Provide only the number of lines in the data below that contain the string "xlabel".
--- START ENTRIES ---
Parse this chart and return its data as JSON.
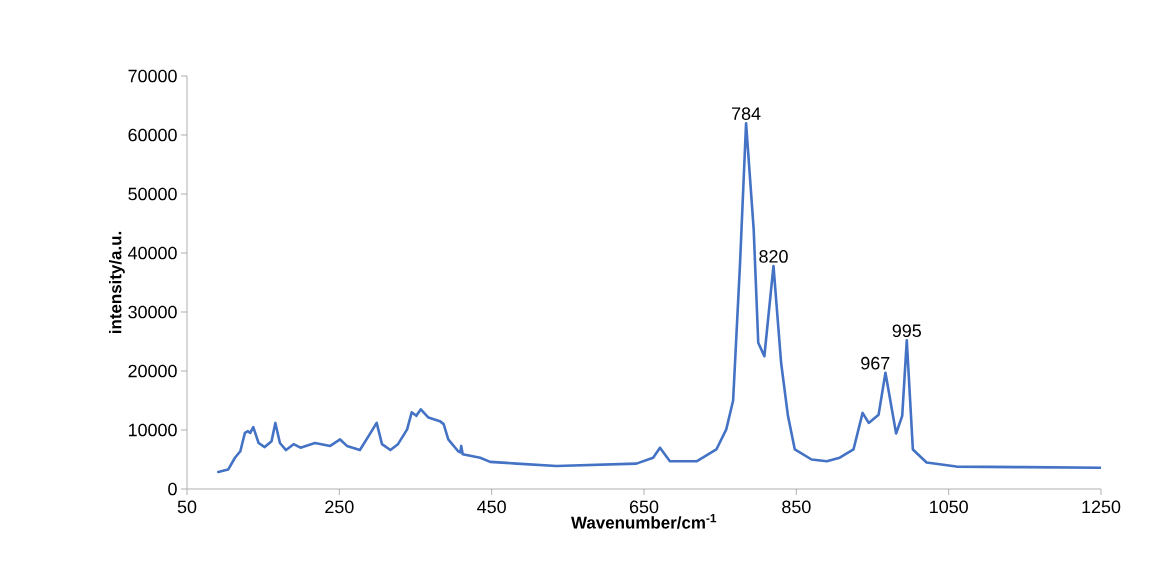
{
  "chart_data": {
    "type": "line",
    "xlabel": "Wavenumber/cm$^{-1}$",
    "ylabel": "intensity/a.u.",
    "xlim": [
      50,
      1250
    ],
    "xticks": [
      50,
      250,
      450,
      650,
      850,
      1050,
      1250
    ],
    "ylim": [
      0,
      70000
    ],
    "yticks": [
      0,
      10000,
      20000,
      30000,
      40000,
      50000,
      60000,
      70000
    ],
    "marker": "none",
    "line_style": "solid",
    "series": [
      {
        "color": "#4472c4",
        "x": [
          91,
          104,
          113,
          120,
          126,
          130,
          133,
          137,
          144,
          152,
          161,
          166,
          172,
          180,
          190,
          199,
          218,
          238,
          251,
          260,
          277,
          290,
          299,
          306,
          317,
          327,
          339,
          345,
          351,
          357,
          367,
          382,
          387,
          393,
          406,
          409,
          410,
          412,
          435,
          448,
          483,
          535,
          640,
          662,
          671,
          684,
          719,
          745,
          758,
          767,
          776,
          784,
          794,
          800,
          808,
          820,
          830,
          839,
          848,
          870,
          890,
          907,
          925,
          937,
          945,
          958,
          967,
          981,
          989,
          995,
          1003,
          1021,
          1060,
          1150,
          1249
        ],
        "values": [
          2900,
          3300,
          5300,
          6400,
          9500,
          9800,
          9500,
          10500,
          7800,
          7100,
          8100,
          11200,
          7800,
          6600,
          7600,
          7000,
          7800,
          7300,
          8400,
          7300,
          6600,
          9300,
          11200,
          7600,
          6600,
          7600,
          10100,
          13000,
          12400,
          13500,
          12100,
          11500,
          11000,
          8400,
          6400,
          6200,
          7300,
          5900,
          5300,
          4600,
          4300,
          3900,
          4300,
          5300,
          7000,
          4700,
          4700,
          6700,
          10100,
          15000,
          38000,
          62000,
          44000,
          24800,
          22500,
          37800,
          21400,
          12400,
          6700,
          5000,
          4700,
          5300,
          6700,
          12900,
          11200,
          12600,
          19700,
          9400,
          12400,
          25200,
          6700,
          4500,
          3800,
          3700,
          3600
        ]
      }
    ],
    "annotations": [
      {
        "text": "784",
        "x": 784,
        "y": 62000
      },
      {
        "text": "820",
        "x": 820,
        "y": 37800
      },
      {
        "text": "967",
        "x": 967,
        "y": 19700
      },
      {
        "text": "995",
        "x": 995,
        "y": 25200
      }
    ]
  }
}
--- END ENTRIES ---
--- START ENTRIES ---
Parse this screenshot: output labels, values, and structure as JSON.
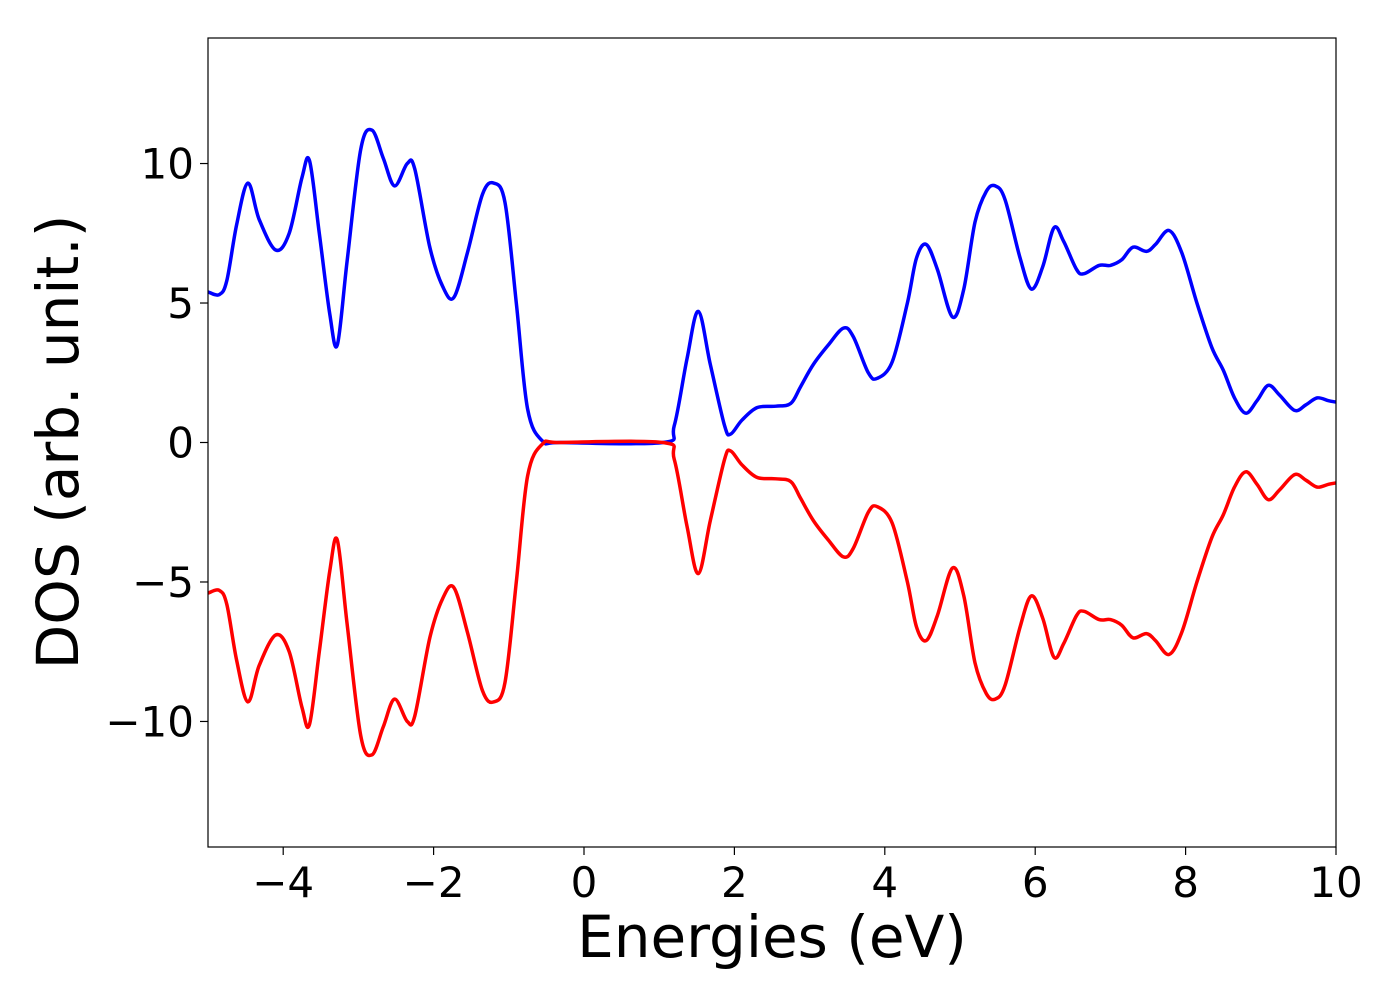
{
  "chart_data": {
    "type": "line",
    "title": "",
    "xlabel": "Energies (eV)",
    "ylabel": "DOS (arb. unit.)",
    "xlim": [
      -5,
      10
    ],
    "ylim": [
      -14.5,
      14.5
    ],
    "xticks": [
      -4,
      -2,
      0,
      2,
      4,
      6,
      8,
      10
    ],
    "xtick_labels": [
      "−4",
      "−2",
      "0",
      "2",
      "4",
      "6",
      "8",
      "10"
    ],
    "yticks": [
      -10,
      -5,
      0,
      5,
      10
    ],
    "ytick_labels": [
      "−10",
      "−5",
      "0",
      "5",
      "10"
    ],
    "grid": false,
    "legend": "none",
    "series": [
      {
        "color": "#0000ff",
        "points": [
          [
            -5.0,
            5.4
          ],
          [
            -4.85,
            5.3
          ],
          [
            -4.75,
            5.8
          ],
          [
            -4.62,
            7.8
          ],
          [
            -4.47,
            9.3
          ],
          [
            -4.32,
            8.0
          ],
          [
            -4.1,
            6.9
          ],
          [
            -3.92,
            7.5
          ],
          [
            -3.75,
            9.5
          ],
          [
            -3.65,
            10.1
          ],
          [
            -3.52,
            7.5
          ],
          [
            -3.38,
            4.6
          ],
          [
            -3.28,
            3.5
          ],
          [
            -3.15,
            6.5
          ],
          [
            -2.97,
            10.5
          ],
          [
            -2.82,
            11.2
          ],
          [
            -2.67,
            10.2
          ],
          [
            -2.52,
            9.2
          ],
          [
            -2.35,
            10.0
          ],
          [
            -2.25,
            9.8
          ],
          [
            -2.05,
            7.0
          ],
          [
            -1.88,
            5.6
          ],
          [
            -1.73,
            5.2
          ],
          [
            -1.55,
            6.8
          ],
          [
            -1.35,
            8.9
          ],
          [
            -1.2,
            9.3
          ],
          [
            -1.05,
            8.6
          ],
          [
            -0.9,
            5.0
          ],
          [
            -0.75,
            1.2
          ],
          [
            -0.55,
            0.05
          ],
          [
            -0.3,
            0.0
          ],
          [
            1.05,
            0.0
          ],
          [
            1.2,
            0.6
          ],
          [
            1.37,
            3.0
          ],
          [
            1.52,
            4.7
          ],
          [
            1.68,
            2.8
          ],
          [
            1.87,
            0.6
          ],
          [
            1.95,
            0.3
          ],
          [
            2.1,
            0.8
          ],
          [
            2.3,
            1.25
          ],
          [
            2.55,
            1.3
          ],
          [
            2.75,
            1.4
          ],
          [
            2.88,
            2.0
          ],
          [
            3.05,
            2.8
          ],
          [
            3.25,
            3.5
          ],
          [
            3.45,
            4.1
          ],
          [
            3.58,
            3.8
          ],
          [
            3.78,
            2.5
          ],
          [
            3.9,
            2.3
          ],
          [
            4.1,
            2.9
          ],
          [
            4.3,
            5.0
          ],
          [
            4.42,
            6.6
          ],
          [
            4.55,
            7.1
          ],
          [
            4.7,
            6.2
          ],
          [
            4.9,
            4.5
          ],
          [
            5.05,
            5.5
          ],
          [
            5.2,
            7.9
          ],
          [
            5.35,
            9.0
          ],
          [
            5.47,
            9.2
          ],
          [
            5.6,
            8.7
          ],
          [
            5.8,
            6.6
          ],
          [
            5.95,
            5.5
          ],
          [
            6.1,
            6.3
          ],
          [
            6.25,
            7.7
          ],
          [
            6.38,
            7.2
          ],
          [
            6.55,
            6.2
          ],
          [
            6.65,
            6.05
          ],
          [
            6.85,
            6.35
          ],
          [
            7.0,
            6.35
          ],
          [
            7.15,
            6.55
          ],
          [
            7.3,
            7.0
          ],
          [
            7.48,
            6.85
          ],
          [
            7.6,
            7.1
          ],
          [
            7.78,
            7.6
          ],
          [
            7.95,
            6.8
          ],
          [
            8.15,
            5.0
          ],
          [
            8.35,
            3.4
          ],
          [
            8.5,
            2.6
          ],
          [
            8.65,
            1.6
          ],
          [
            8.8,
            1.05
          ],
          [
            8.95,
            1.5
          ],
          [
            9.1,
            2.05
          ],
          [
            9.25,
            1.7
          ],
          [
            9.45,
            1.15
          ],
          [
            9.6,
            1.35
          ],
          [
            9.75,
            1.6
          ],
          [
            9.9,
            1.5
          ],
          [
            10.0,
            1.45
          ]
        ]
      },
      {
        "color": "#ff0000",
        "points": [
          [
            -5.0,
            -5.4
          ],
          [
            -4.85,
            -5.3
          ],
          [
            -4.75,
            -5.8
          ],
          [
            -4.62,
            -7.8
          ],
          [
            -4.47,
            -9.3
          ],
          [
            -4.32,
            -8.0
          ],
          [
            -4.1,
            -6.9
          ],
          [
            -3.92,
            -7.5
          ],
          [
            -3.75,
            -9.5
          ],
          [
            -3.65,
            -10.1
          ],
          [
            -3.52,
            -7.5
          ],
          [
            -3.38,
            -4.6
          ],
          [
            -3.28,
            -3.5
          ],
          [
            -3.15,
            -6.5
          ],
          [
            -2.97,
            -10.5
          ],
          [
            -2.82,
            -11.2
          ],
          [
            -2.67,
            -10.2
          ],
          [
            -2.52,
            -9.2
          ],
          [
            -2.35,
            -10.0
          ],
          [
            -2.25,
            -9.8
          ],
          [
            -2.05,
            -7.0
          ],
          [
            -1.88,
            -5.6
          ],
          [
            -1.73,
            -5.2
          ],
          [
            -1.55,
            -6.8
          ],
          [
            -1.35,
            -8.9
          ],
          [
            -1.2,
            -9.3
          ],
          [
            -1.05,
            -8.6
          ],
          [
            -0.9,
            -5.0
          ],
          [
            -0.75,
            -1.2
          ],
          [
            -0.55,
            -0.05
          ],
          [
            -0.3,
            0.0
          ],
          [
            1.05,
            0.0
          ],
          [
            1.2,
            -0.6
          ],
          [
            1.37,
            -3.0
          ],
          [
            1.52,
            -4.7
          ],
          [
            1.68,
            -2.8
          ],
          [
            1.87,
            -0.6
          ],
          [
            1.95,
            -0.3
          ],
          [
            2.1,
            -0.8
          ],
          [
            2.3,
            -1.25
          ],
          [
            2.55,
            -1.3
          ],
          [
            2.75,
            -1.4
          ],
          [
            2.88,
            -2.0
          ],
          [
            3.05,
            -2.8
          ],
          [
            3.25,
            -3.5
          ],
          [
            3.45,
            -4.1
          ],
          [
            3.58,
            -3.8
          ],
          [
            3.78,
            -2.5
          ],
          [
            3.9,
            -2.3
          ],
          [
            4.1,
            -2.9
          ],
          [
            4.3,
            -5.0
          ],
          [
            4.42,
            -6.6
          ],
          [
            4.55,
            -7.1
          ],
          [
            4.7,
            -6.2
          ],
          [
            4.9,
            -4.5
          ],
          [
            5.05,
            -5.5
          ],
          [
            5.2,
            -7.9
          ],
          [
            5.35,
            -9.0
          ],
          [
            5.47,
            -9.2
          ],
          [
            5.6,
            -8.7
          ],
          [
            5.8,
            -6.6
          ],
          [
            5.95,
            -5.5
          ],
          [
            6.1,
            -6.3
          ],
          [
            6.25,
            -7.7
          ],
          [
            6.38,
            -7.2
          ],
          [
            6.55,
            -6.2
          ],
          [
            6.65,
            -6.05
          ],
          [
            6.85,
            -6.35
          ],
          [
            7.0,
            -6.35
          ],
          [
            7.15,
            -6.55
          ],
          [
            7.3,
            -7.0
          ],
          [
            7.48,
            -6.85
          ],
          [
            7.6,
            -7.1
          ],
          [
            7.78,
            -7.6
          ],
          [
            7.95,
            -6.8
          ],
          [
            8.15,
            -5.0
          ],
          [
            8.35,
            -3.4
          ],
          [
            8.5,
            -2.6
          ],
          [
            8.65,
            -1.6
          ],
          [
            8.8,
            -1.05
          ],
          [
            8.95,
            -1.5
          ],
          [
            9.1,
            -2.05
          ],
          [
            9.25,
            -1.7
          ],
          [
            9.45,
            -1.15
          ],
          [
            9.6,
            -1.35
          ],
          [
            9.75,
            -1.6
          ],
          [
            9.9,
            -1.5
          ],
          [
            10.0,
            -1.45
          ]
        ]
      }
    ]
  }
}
--- END ENTRIES ---
--- START ENTRIES ---
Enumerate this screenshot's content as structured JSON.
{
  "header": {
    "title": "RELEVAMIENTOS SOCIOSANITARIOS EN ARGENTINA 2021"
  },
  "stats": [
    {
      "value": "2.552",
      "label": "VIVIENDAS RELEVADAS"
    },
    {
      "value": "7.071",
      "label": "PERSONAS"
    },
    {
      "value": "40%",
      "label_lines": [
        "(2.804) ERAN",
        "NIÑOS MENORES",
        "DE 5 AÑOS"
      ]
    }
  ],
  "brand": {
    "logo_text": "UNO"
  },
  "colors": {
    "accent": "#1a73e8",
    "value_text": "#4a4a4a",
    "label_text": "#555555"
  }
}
--- END ENTRIES ---
### RESPONSE TO THE TASK
2